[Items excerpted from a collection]
++++++

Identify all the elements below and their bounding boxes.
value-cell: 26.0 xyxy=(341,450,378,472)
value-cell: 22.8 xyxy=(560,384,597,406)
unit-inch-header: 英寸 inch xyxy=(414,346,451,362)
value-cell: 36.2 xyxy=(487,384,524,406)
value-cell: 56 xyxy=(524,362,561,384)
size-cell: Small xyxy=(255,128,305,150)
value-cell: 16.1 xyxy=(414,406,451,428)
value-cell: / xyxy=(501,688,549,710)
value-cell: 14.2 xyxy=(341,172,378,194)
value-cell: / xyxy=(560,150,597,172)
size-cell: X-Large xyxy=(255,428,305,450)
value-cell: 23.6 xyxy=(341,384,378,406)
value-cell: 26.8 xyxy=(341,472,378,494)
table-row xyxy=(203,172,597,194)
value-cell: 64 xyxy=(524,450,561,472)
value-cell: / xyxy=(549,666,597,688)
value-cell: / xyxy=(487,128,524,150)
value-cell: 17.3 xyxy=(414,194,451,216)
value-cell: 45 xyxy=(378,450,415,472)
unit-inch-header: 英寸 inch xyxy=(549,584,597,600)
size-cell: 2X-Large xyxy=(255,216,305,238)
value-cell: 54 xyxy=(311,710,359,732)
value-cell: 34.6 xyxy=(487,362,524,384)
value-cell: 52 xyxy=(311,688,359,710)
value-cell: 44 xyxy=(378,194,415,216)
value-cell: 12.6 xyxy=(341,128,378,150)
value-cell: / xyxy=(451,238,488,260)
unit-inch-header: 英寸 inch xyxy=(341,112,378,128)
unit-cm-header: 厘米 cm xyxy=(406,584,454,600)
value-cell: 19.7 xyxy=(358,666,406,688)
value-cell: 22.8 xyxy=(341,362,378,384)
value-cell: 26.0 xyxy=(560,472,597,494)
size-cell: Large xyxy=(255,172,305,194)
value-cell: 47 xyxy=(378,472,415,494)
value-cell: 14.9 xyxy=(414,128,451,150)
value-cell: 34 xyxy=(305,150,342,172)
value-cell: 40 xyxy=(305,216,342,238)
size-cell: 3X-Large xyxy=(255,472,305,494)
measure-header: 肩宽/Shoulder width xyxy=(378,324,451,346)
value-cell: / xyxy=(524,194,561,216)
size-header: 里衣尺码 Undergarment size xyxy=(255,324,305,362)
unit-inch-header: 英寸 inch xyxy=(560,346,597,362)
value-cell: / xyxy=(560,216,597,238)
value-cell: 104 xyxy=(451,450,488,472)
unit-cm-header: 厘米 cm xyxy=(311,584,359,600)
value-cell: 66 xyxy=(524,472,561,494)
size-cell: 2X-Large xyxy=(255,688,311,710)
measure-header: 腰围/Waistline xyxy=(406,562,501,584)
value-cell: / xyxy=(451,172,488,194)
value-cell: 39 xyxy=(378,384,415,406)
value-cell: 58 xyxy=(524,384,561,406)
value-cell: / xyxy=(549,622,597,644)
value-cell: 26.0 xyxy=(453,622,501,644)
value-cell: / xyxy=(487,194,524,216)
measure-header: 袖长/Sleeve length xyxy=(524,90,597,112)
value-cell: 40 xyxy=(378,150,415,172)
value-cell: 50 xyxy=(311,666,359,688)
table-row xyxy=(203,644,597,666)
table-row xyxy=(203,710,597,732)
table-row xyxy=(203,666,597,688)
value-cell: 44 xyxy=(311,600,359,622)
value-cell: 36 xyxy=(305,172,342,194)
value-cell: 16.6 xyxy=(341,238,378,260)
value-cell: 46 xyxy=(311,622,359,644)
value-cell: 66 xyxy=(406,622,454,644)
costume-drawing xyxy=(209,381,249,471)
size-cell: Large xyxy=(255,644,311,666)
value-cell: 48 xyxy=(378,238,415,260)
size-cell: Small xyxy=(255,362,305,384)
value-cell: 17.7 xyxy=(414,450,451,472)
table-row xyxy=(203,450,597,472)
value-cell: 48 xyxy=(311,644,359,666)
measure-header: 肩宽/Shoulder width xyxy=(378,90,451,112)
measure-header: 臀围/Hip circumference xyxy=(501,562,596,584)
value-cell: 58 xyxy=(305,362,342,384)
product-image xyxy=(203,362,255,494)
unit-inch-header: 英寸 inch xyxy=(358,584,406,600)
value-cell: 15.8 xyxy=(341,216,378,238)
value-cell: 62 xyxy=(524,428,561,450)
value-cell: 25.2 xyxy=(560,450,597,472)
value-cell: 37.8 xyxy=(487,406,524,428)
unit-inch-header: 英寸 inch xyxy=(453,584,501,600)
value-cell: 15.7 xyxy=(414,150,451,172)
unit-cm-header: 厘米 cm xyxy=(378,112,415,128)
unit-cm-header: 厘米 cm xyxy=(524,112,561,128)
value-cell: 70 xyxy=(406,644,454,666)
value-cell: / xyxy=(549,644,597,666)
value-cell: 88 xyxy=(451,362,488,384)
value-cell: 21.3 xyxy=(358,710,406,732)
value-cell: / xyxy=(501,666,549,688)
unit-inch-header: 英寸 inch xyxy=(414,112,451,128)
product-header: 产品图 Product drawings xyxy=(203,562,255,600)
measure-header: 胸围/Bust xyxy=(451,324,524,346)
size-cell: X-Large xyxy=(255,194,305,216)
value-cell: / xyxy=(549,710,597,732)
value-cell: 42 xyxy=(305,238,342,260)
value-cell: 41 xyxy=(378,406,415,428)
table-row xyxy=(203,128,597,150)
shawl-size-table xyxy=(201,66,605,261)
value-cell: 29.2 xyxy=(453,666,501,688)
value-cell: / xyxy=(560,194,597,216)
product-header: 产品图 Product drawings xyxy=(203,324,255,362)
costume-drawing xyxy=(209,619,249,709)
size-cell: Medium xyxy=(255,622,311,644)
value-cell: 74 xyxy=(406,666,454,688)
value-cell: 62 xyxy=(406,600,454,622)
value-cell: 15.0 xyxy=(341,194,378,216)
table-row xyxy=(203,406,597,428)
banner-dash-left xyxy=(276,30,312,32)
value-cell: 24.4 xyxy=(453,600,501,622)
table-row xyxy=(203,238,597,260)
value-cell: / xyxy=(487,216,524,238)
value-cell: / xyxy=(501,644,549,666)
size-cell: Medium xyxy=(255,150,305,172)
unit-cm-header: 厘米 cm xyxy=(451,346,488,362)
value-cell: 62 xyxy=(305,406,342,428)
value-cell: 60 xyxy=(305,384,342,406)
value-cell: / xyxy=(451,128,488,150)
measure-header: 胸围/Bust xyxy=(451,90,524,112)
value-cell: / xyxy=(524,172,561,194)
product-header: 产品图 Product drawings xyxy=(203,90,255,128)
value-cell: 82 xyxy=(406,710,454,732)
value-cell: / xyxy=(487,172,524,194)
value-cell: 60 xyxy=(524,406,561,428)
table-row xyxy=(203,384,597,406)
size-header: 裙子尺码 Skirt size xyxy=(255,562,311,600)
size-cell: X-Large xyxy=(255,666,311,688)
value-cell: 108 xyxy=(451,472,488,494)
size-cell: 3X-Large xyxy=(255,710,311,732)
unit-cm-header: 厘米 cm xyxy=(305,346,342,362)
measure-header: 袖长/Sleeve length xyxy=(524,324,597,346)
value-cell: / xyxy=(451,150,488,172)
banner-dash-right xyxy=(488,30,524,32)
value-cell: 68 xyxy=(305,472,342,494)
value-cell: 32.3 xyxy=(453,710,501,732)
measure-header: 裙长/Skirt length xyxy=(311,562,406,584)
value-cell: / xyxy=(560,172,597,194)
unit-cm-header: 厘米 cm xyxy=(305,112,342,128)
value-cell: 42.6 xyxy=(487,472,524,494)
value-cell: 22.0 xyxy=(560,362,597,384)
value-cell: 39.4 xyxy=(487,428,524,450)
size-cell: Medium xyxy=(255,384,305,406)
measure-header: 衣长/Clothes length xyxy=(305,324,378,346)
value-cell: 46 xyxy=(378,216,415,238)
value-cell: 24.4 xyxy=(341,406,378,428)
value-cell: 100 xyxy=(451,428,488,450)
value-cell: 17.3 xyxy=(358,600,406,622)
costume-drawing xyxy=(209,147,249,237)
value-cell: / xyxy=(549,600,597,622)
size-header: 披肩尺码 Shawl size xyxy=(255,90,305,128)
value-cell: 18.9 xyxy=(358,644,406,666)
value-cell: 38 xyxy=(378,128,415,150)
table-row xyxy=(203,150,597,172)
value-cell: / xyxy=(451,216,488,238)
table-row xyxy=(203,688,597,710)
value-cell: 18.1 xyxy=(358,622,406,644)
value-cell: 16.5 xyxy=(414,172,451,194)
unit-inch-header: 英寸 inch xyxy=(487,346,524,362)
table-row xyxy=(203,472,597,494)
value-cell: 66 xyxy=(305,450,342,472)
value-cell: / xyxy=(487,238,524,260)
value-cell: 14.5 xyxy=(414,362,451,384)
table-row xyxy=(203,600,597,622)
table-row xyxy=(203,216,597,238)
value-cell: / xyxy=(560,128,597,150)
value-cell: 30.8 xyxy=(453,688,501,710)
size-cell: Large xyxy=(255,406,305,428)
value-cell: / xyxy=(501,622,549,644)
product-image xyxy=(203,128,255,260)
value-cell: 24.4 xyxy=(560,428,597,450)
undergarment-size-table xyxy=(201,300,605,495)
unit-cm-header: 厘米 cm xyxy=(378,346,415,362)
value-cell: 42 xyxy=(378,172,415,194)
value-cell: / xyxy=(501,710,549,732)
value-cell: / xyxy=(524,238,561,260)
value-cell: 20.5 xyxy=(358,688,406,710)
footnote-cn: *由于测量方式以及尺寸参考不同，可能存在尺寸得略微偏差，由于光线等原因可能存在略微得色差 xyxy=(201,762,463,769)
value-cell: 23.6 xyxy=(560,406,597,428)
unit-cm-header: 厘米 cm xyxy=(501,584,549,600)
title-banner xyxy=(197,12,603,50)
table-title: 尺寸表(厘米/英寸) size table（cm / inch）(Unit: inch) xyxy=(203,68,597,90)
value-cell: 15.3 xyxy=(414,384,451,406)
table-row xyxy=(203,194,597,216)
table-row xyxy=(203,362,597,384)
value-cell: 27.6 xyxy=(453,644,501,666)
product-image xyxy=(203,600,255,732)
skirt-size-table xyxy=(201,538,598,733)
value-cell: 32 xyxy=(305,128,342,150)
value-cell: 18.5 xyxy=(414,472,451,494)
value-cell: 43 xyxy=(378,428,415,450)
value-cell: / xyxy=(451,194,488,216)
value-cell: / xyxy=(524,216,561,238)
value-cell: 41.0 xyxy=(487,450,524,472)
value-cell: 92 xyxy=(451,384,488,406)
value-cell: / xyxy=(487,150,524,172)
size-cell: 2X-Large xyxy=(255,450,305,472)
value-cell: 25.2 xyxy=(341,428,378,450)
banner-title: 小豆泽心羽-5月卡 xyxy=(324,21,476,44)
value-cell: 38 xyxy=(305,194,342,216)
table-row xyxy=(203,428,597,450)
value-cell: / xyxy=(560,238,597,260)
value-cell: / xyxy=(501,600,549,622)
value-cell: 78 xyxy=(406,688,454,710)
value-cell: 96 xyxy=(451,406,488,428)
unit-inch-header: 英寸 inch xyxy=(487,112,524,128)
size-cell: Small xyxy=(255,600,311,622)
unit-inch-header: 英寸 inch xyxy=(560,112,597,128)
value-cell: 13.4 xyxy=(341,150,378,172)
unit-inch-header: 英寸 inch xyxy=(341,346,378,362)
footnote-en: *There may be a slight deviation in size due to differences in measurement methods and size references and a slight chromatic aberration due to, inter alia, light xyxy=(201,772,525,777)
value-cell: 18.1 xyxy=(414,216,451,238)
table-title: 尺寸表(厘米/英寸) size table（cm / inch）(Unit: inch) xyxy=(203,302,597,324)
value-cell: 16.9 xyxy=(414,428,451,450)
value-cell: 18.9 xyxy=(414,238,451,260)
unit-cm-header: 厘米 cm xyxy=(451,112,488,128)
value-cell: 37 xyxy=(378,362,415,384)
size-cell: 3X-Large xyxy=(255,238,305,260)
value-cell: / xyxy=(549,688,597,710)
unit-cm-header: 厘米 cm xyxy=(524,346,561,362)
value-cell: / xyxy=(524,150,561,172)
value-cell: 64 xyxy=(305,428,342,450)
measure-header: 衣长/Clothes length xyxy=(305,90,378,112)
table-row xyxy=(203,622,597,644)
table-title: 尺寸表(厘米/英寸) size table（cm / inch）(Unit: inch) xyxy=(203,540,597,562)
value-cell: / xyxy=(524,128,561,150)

++++++

* _Exercise requirements_:
Swap "size-cell" for "size-label" in the stretch from the start of the items through the line containing "value-cell: 54 xyxy=(311,710,359,732)", and give those lines again with everything else unchanged.

* _Output of the exercise_:
Identify all the elements below and their bounding boxes.
value-cell: 26.0 xyxy=(341,450,378,472)
value-cell: 22.8 xyxy=(560,384,597,406)
unit-inch-header: 英寸 inch xyxy=(414,346,451,362)
value-cell: 36.2 xyxy=(487,384,524,406)
value-cell: 56 xyxy=(524,362,561,384)
size-label: Small xyxy=(255,128,305,150)
value-cell: 16.1 xyxy=(414,406,451,428)
value-cell: / xyxy=(501,688,549,710)
value-cell: 14.2 xyxy=(341,172,378,194)
value-cell: / xyxy=(560,150,597,172)
size-label: X-Large xyxy=(255,428,305,450)
value-cell: 23.6 xyxy=(341,384,378,406)
value-cell: 26.8 xyxy=(341,472,378,494)
table-row xyxy=(203,172,597,194)
value-cell: 64 xyxy=(524,450,561,472)
value-cell: / xyxy=(549,666,597,688)
value-cell: / xyxy=(487,128,524,150)
value-cell: 17.3 xyxy=(414,194,451,216)
value-cell: 45 xyxy=(378,450,415,472)
unit-inch-header: 英寸 inch xyxy=(549,584,597,600)
size-label: 2X-Large xyxy=(255,216,305,238)
value-cell: 54 xyxy=(311,710,359,732)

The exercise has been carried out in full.